• Supplied passage:
<<<<

What Is Fulgurite? Where to Find It and How to Make It


What Is Fulgurite
Fulgurites are glassy tubes or crusts formed by lightning striking the ground. Some are branched, tracing the path of the lightning.

Fulgurite is a hollow, glassy tube formed when lightning strikes the ground. The tube has a rough exterior and either a rough or smooth interior. Fulgurites may be branched like a tree or Lichtenberg figure. They come in a range of colors, including white, brown, green, and black. Most fulgurites are impure silica glass (SiO2) and are classified as the mineraloid lechatelierite. Other forms of lechatelierite include tektites and trinitite.

The word fulgurite comes from the Latin word fulgur, which means thunderbolt. Sometimes fulgurites are called “petrified lightning.”

Types of Fulgurites

Scientists classify fulgurites based on the composition of the ground that forms them.

  • Type I: Type I fulgurites form from cloud-to-ground lightning strikes on sand. This type of fulgurite takes the shape of a tube that may or may not have a collapsed center.
  • Type II: Type II fulgurites form when lightning strikes soil. They may be hollow tubes, branching tubes, or irregularly-shaped and may have droplets or granules on their surface, depending whether the soil was rich in silt, gravel, dust, or clay.
  • Type III: Type III fulgurites form in caliche or calcic sediment. This type of fulgurite has thick, sometimes glazed walls.
  • Type IV: Lightning striking rock forms type IV fulgurites. These fulgurites look like a crust on the rock or a tunnel into it.
  • Type V: Type V fulgurites are droplet fulgurites. The droplets may be round or filamentous. This type of fulgurite depends on shape and not soil composition.

Where to Find Fulgurites

Fulgurites form where lightning strikes, so it’s easiest to find them on mountain peaks, desert highlands, and beaches. Peaks known for fulgurites include the French Alps, Sierra Nevada range, Rocky Mountains, Pyrenees range, Cascades, and Wasatch range. Fulgurites often form along the Florida coastline, due to high lightning activity. But, they also occur around lakes and near other bodies of water. The Libyan desert contains fulgurites formed from pure white sand. Some clear fused quartz also occurs in this desert, but it may have formed from a meteor impact rather than lightning because of the extraordinary temperatures required to make it.

>>>>

Translate this sentence from the fulgurite article into Spanish: "The word fulgurite comes from the Latin word fulgur, which means thunderbolt."

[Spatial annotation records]
<<<<

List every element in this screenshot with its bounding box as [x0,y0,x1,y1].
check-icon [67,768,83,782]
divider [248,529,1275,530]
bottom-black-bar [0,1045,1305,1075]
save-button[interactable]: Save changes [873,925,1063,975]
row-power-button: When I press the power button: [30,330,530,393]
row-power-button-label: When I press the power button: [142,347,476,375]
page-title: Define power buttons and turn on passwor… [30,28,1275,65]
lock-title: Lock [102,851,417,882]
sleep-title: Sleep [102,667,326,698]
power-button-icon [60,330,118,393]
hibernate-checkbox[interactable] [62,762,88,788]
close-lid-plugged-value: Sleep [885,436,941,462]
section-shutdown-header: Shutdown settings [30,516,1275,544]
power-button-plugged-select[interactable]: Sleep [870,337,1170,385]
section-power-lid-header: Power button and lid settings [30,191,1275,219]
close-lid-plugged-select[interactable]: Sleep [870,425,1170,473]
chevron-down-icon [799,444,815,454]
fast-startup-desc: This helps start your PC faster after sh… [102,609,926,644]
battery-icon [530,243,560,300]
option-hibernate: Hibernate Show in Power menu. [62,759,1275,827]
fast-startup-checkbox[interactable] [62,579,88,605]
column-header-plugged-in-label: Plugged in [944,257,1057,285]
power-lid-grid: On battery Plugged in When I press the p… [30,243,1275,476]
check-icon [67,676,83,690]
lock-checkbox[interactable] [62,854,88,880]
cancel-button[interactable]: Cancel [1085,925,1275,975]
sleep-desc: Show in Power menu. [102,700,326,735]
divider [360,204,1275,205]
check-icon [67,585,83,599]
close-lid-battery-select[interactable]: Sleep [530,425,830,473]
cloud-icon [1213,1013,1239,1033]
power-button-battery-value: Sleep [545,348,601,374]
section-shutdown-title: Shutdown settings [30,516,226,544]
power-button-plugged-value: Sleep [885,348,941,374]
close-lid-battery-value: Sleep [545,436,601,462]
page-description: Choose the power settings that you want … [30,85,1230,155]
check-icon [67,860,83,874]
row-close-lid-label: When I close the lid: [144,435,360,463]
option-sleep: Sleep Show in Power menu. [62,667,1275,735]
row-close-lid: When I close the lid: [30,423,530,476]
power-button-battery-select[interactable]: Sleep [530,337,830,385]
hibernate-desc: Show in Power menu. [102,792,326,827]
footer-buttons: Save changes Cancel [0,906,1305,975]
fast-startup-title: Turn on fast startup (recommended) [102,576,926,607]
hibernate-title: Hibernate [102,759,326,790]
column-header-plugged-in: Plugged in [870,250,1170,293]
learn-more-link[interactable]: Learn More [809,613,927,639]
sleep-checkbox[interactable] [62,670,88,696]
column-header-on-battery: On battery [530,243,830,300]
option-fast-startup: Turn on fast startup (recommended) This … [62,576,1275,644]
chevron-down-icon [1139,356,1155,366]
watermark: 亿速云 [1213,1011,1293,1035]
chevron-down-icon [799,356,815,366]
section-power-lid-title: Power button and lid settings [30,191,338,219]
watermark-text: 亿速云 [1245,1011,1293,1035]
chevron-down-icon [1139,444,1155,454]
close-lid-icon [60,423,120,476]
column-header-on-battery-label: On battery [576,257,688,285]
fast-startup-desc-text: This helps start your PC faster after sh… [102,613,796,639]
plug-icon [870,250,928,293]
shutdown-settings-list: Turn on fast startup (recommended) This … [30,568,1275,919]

>>>>

• The reply:
La palabra fulgurita proviene de la palabra latina fulgur, que significa rayo.